**WHAT TO DO**:
Comb the records below for the string "comptes" and copy each line where it turns up.

**DATA EXTRACT**:
BEGIN
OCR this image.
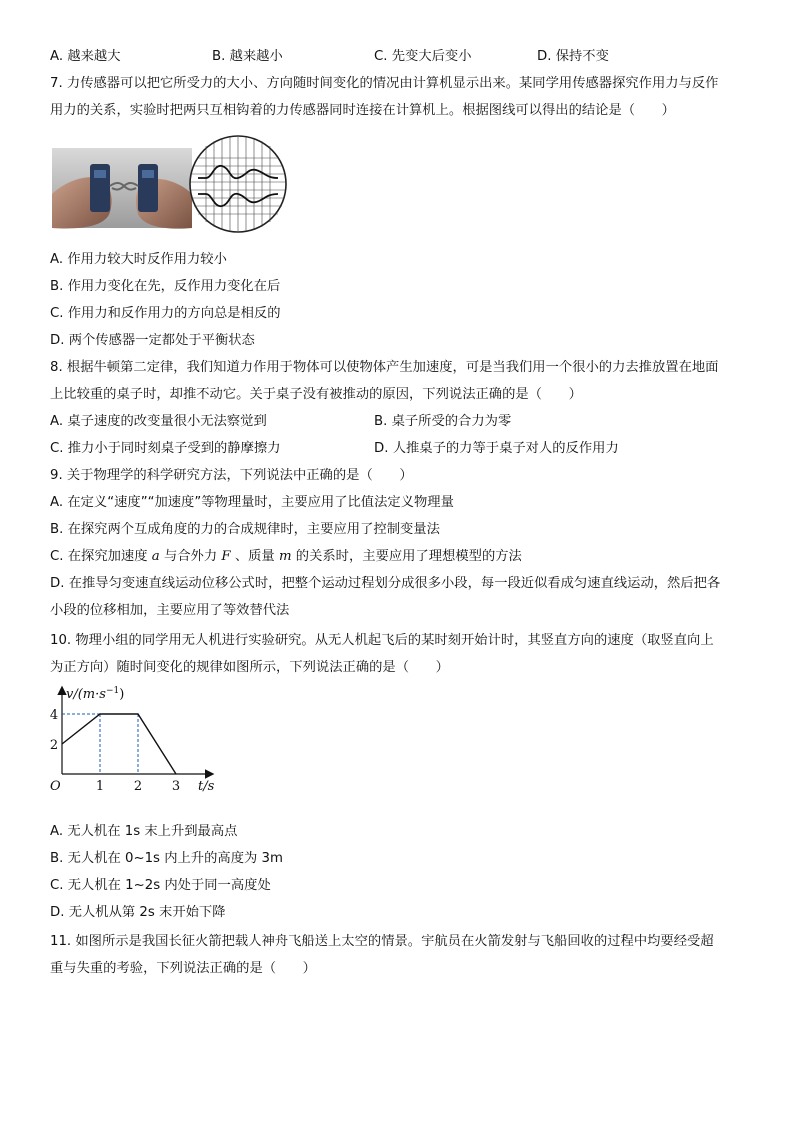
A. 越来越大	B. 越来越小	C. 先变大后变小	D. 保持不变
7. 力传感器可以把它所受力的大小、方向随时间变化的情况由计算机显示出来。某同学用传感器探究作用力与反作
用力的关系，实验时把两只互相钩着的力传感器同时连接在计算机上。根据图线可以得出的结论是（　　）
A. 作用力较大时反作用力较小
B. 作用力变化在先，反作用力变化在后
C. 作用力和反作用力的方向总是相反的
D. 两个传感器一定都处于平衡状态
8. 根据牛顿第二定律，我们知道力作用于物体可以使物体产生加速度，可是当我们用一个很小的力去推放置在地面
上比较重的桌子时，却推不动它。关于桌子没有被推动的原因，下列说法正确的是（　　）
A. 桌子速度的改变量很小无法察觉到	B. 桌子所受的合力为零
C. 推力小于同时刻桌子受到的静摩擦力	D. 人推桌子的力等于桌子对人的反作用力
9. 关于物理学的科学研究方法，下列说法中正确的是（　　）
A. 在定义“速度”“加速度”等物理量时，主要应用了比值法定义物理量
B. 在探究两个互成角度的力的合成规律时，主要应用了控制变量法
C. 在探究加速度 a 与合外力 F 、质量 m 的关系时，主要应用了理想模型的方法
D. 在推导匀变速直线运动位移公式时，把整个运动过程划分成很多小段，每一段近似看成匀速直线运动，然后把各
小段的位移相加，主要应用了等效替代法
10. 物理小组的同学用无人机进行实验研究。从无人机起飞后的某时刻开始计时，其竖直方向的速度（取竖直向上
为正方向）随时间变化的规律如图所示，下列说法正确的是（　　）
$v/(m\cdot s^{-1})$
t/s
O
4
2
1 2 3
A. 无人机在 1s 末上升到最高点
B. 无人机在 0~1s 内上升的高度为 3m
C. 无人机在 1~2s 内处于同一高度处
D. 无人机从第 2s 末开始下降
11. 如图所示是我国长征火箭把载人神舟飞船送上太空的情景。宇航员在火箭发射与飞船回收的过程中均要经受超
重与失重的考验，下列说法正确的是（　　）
END
BEGIN
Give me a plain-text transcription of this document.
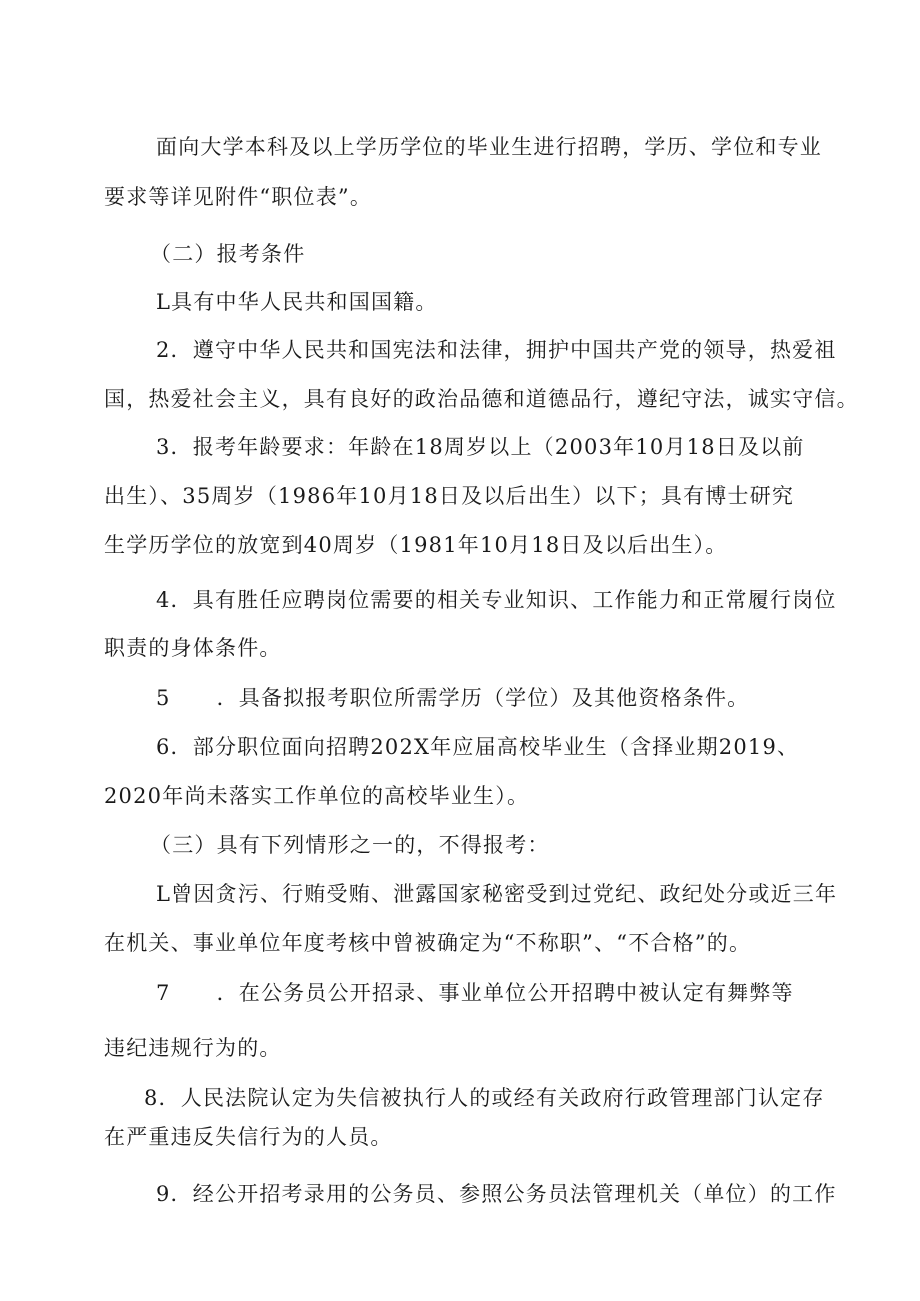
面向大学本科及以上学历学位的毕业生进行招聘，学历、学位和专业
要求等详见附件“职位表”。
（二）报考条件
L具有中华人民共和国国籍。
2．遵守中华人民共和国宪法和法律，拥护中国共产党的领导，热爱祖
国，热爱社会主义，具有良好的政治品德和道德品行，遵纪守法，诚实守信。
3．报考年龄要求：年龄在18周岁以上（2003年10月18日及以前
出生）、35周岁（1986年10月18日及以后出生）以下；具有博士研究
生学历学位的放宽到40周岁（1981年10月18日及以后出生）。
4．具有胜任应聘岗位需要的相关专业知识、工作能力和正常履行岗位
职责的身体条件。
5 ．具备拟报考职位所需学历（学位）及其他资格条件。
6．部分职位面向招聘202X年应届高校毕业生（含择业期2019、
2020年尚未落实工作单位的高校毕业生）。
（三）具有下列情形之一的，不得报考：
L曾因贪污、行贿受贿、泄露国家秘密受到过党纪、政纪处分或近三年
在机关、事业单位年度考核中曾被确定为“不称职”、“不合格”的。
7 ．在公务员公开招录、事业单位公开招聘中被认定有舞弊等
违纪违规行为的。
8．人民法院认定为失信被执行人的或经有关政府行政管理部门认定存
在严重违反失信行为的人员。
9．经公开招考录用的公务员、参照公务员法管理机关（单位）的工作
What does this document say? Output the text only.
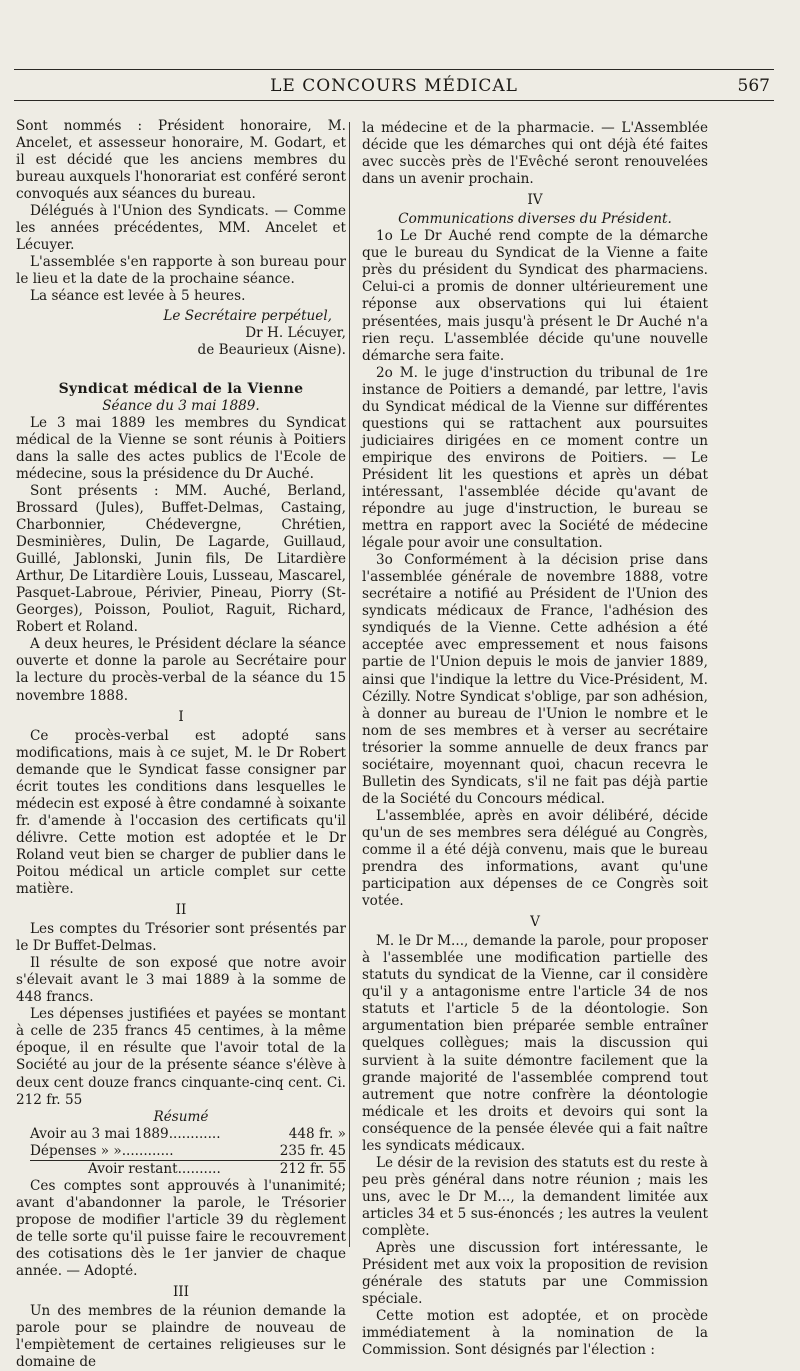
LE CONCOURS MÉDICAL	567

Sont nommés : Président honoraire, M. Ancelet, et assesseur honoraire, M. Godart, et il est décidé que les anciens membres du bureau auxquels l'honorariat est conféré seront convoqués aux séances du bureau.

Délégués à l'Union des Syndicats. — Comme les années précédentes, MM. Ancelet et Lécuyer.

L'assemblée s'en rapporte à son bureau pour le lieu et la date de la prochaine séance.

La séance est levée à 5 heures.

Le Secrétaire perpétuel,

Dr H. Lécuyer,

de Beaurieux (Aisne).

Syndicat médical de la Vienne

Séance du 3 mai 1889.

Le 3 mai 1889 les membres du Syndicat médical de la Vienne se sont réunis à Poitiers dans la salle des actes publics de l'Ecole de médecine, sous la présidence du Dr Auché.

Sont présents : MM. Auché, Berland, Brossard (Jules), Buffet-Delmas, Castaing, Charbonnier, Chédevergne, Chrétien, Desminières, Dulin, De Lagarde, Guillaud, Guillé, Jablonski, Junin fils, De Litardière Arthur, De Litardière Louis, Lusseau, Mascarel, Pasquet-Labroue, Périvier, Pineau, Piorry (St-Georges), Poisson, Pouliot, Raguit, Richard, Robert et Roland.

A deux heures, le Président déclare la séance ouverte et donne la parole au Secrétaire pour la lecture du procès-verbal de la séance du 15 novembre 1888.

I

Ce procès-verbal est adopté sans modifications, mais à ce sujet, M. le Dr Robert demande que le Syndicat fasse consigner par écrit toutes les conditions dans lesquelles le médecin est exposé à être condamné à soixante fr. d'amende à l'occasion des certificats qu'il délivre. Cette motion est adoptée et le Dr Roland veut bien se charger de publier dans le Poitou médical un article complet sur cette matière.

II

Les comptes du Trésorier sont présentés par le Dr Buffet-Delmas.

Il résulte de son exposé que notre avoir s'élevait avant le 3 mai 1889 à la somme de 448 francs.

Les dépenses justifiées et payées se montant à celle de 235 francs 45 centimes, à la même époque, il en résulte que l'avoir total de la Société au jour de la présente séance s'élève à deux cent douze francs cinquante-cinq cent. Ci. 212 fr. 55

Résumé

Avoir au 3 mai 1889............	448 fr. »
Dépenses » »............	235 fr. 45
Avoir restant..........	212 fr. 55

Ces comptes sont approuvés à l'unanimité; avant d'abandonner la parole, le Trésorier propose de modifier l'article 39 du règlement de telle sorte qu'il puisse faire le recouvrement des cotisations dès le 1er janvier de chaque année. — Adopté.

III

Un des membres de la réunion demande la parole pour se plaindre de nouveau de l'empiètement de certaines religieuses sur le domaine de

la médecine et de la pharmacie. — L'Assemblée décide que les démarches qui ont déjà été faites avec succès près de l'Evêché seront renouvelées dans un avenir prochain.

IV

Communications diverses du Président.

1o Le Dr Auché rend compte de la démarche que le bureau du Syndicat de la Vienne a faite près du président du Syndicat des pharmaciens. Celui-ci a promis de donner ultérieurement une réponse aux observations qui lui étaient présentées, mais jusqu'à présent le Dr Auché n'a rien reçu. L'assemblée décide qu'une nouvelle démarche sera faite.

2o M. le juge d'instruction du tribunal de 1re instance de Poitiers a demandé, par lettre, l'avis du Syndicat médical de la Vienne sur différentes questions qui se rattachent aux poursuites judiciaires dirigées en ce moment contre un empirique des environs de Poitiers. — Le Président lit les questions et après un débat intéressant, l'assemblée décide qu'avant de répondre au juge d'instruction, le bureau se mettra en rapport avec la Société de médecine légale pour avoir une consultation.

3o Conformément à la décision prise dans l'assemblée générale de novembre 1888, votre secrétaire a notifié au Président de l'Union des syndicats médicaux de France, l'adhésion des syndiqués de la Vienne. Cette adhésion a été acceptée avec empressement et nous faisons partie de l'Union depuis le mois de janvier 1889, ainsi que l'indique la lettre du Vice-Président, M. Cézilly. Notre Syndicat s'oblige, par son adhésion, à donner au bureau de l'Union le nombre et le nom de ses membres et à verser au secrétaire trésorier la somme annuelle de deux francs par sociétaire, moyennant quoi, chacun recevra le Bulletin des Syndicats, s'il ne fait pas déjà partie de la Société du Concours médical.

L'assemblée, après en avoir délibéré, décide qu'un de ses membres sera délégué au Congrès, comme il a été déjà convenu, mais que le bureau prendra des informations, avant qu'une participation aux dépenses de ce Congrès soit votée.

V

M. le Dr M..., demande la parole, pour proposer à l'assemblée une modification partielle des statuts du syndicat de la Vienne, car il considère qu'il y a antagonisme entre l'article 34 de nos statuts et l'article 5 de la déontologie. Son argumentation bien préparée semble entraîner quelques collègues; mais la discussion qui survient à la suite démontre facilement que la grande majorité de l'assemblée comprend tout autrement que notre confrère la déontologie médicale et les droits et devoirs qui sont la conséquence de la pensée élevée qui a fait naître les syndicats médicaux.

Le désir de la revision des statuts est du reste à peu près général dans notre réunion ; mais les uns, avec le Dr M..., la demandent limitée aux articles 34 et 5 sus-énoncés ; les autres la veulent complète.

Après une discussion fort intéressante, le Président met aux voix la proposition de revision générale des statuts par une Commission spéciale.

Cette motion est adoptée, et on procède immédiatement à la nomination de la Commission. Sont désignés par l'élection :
END
**SOLUTION BELOW**:
Les comptes du Trésorier sont présentés par le Dr Buffet-Delmas.
Ces comptes sont approuvés à l'unanimité; avant d'abandonner la parole, le Trésorier propose de modifier l'article 39 du règlement de telle sorte qu'il puisse faire le recouvrement des cotisations dès le 1er janvier de chaque année. — Adopté.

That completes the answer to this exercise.